begin

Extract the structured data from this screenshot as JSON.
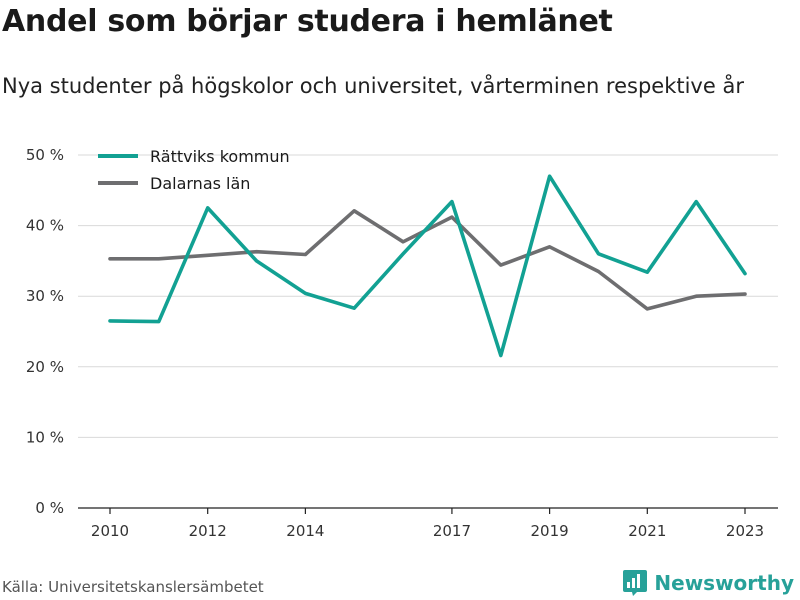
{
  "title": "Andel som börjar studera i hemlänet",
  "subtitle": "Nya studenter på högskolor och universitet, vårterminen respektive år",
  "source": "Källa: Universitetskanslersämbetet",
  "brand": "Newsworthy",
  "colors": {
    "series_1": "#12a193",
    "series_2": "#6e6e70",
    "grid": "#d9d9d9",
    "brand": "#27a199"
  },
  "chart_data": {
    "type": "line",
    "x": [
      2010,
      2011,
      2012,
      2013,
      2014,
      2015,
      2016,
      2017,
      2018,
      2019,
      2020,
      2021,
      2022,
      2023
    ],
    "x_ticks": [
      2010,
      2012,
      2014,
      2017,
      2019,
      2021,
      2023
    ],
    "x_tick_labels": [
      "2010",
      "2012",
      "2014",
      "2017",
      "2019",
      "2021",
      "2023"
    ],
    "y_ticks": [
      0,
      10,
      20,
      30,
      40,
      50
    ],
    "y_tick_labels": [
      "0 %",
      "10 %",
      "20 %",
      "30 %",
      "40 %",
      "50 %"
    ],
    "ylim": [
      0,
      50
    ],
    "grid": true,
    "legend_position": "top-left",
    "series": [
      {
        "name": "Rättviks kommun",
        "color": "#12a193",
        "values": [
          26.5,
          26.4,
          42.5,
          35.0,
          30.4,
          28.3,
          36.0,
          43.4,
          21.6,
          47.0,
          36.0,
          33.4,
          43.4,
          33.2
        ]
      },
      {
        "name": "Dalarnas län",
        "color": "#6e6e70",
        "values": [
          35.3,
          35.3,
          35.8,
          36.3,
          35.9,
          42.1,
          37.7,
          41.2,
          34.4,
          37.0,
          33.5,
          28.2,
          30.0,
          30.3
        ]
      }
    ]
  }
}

end

*Request*: Without the pictures, write out all of the material exactly.

*Worked answer*:
Extract the structured data from this screenshot as JSON.
{
  "title": "Andel som börjar studera i hemlänet",
  "subtitle": "Nya studenter på högskolor och universitet, vårterminen respektive år",
  "source": "Källa: Universitetskanslersämbetet",
  "brand": "Newsworthy",
  "colors": {
    "series_1": "#12a193",
    "series_2": "#6e6e70",
    "grid": "#d9d9d9",
    "brand": "#27a199"
  },
  "chart_data": {
    "type": "line",
    "x": [
      2010,
      2011,
      2012,
      2013,
      2014,
      2015,
      2016,
      2017,
      2018,
      2019,
      2020,
      2021,
      2022,
      2023
    ],
    "x_ticks": [
      2010,
      2012,
      2014,
      2017,
      2019,
      2021,
      2023
    ],
    "x_tick_labels": [
      "2010",
      "2012",
      "2014",
      "2017",
      "2019",
      "2021",
      "2023"
    ],
    "y_ticks": [
      0,
      10,
      20,
      30,
      40,
      50
    ],
    "y_tick_labels": [
      "0 %",
      "10 %",
      "20 %",
      "30 %",
      "40 %",
      "50 %"
    ],
    "ylim": [
      0,
      50
    ],
    "grid": true,
    "legend_position": "top-left",
    "series": [
      {
        "name": "Rättviks kommun",
        "color": "#12a193",
        "values": [
          26.5,
          26.4,
          42.5,
          35.0,
          30.4,
          28.3,
          36.0,
          43.4,
          21.6,
          47.0,
          36.0,
          33.4,
          43.4,
          33.2
        ]
      },
      {
        "name": "Dalarnas län",
        "color": "#6e6e70",
        "values": [
          35.3,
          35.3,
          35.8,
          36.3,
          35.9,
          42.1,
          37.7,
          41.2,
          34.4,
          37.0,
          33.5,
          28.2,
          30.0,
          30.3
        ]
      }
    ]
  }
}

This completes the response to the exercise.